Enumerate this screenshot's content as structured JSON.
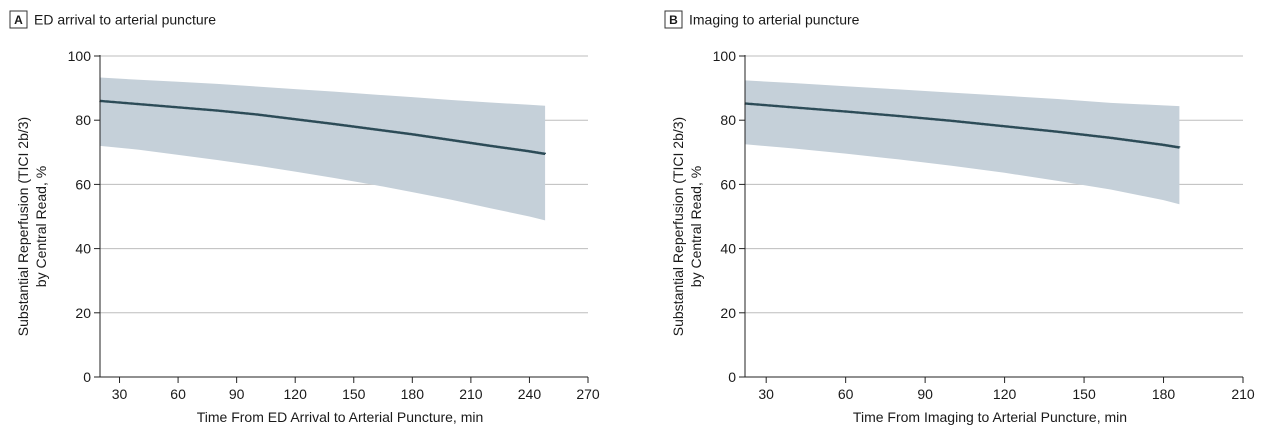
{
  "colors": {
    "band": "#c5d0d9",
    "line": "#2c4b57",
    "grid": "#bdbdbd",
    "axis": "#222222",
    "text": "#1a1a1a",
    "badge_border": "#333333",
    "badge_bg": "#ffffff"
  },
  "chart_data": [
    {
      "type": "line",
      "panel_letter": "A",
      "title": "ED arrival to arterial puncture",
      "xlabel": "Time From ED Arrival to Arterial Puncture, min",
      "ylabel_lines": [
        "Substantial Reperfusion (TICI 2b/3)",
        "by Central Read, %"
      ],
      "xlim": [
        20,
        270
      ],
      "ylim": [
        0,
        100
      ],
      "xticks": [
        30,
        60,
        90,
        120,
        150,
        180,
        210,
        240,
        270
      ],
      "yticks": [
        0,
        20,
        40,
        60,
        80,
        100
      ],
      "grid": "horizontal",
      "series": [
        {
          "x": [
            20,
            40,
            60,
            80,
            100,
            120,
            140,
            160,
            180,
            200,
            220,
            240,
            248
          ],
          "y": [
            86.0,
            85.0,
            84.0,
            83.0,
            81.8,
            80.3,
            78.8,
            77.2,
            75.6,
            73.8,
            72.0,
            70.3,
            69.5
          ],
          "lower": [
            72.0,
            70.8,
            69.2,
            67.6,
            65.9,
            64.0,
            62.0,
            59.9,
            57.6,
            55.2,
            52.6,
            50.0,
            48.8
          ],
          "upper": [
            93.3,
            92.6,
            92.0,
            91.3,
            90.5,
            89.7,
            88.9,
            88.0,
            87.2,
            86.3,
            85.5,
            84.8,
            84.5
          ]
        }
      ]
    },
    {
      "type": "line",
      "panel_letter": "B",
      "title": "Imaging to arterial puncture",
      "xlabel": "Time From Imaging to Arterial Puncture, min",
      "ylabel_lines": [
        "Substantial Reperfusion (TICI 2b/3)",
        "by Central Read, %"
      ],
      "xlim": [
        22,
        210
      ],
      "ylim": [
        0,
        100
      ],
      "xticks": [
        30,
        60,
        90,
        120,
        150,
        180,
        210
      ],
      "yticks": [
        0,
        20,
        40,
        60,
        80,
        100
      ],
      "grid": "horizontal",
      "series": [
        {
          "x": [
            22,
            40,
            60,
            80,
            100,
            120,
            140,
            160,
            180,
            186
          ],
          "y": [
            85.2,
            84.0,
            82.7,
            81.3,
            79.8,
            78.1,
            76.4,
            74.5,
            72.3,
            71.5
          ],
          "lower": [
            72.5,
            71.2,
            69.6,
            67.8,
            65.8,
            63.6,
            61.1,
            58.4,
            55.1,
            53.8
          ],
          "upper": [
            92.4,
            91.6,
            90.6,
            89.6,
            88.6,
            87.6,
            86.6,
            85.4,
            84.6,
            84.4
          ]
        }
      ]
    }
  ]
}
____________________
[Your task] Give back all entries exactly. No pictures belong in the copy.

[Answer to this exercise]
Enumerate this screenshot's content as structured JSON.
{
  "colors": {
    "band": "#c5d0d9",
    "line": "#2c4b57",
    "grid": "#bdbdbd",
    "axis": "#222222",
    "text": "#1a1a1a",
    "badge_border": "#333333",
    "badge_bg": "#ffffff"
  },
  "chart_data": [
    {
      "type": "line",
      "panel_letter": "A",
      "title": "ED arrival to arterial puncture",
      "xlabel": "Time From ED Arrival to Arterial Puncture, min",
      "ylabel_lines": [
        "Substantial Reperfusion (TICI 2b/3)",
        "by Central Read, %"
      ],
      "xlim": [
        20,
        270
      ],
      "ylim": [
        0,
        100
      ],
      "xticks": [
        30,
        60,
        90,
        120,
        150,
        180,
        210,
        240,
        270
      ],
      "yticks": [
        0,
        20,
        40,
        60,
        80,
        100
      ],
      "grid": "horizontal",
      "series": [
        {
          "x": [
            20,
            40,
            60,
            80,
            100,
            120,
            140,
            160,
            180,
            200,
            220,
            240,
            248
          ],
          "y": [
            86.0,
            85.0,
            84.0,
            83.0,
            81.8,
            80.3,
            78.8,
            77.2,
            75.6,
            73.8,
            72.0,
            70.3,
            69.5
          ],
          "lower": [
            72.0,
            70.8,
            69.2,
            67.6,
            65.9,
            64.0,
            62.0,
            59.9,
            57.6,
            55.2,
            52.6,
            50.0,
            48.8
          ],
          "upper": [
            93.3,
            92.6,
            92.0,
            91.3,
            90.5,
            89.7,
            88.9,
            88.0,
            87.2,
            86.3,
            85.5,
            84.8,
            84.5
          ]
        }
      ]
    },
    {
      "type": "line",
      "panel_letter": "B",
      "title": "Imaging to arterial puncture",
      "xlabel": "Time From Imaging to Arterial Puncture, min",
      "ylabel_lines": [
        "Substantial Reperfusion (TICI 2b/3)",
        "by Central Read, %"
      ],
      "xlim": [
        22,
        210
      ],
      "ylim": [
        0,
        100
      ],
      "xticks": [
        30,
        60,
        90,
        120,
        150,
        180,
        210
      ],
      "yticks": [
        0,
        20,
        40,
        60,
        80,
        100
      ],
      "grid": "horizontal",
      "series": [
        {
          "x": [
            22,
            40,
            60,
            80,
            100,
            120,
            140,
            160,
            180,
            186
          ],
          "y": [
            85.2,
            84.0,
            82.7,
            81.3,
            79.8,
            78.1,
            76.4,
            74.5,
            72.3,
            71.5
          ],
          "lower": [
            72.5,
            71.2,
            69.6,
            67.8,
            65.8,
            63.6,
            61.1,
            58.4,
            55.1,
            53.8
          ],
          "upper": [
            92.4,
            91.6,
            90.6,
            89.6,
            88.6,
            87.6,
            86.6,
            85.4,
            84.6,
            84.4
          ]
        }
      ]
    }
  ]
}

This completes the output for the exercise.